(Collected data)
————————

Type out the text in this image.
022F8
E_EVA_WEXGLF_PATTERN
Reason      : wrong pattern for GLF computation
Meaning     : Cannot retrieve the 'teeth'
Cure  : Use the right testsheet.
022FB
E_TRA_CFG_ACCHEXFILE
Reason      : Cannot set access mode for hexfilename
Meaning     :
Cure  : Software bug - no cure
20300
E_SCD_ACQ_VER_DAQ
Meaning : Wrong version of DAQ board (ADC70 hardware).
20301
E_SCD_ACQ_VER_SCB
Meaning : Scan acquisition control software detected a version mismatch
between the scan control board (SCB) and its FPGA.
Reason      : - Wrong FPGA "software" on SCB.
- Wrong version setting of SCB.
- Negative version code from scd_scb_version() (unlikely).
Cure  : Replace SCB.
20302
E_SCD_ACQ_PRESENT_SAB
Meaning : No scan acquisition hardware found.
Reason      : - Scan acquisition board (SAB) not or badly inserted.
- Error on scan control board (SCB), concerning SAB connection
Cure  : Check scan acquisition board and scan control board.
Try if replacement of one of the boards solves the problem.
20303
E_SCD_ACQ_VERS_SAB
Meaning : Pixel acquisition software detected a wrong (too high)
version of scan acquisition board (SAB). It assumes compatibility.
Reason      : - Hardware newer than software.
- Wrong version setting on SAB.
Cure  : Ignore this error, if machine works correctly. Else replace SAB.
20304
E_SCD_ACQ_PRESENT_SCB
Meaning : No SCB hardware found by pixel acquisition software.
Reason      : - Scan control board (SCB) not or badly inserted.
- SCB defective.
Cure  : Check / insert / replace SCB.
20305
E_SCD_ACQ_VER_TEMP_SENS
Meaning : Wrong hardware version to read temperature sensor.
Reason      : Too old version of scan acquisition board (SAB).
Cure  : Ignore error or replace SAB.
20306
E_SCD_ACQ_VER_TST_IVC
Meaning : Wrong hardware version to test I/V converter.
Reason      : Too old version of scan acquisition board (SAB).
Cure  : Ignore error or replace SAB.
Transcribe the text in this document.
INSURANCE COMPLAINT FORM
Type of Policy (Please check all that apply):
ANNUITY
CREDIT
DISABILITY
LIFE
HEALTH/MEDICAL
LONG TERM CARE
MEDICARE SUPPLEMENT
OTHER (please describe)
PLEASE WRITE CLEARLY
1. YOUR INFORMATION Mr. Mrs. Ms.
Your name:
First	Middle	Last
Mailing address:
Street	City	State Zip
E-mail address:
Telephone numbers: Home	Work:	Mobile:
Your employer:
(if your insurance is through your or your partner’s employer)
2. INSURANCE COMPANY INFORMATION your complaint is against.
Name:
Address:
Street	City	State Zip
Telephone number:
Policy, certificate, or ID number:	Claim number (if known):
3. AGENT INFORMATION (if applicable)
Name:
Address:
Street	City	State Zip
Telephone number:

————————

_WHAT NEEDS TO BE DONE_
Repeat the line that contains "Transcribe the text in this document.", then every line after it until the records end, with nothing added.

_TASK RESPONSE_
Transcribe the text in this document.
INSURANCE COMPLAINT FORM
Type of Policy (Please check all that apply):
ANNUITY
CREDIT
DISABILITY
LIFE
HEALTH/MEDICAL
LONG TERM CARE
MEDICARE SUPPLEMENT
OTHER (please describe)
PLEASE WRITE CLEARLY
1. YOUR INFORMATION Mr. Mrs. Ms.
Your name:
First	Middle	Last
Mailing address:
Street	City	State Zip
E-mail address:
Telephone numbers: Home	Work:	Mobile:
Your employer:
(if your insurance is through your or your partner’s employer)
2. INSURANCE COMPANY INFORMATION your complaint is against.
Name:
Address:
Street	City	State Zip
Telephone number:
Policy, certificate, or ID number:	Claim number (if known):
3. AGENT INFORMATION (if applicable)
Name:
Address:
Street	City	State Zip
Telephone number:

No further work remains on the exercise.